### Exercise details
Work through the entries below and report how many lines include "Contains". The number alone is the answer.

### Record extracts
┄┄┄┄┄┄┄┄┄┄┄┄┄┄┄┄┄┄┄┄

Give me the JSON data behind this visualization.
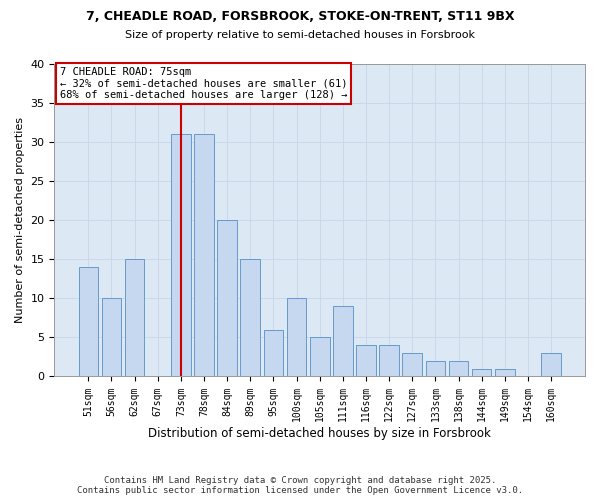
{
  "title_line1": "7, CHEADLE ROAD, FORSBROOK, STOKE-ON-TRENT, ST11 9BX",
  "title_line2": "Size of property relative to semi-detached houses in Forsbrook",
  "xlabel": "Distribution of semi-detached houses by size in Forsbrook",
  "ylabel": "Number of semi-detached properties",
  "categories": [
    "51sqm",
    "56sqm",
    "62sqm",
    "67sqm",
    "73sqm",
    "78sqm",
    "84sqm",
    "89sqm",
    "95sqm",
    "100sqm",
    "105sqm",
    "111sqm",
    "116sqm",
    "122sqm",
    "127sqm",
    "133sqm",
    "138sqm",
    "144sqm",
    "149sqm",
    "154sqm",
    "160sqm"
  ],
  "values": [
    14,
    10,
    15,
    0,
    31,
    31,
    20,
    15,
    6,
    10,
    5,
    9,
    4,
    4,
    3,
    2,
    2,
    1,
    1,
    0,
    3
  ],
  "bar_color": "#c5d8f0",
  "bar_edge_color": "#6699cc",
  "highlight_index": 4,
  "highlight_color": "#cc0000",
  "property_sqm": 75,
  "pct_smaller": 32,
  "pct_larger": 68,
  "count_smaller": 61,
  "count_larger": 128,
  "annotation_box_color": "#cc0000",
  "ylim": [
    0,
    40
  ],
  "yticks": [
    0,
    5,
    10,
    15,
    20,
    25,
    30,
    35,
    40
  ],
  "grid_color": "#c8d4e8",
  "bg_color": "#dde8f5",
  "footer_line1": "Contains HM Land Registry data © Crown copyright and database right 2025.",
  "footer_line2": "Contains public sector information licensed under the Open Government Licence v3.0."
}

┄┄┄┄┄┄┄┄┄┄┄┄┄┄┄┄┄┄┄┄

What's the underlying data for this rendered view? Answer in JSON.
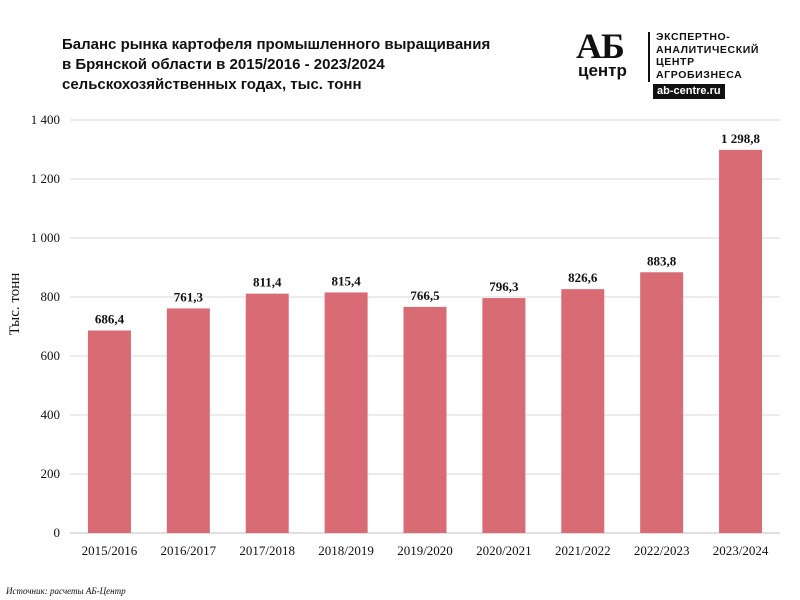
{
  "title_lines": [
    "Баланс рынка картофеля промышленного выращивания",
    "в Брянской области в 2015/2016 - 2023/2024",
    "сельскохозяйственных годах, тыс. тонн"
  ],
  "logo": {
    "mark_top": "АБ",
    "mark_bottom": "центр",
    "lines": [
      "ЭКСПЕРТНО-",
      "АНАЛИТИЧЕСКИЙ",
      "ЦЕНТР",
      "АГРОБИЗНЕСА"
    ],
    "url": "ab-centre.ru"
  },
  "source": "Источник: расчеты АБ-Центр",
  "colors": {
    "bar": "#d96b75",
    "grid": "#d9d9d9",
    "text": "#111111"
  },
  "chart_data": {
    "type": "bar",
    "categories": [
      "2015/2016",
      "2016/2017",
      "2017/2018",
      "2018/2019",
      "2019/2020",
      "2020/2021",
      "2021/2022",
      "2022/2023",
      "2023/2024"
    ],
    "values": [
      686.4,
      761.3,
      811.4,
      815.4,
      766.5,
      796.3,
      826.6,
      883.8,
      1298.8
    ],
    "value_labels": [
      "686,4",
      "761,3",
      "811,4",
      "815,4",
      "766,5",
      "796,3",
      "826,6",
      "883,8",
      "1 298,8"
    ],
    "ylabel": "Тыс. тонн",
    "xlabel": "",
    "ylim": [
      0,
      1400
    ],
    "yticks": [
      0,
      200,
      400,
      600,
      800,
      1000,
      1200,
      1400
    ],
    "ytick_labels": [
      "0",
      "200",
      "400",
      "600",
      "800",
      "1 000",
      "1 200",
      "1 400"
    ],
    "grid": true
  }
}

┄┄┄┄┄┄┄┄┄┄┄┄┄┄┄┄┄┄┄┄

### Answer to this task
2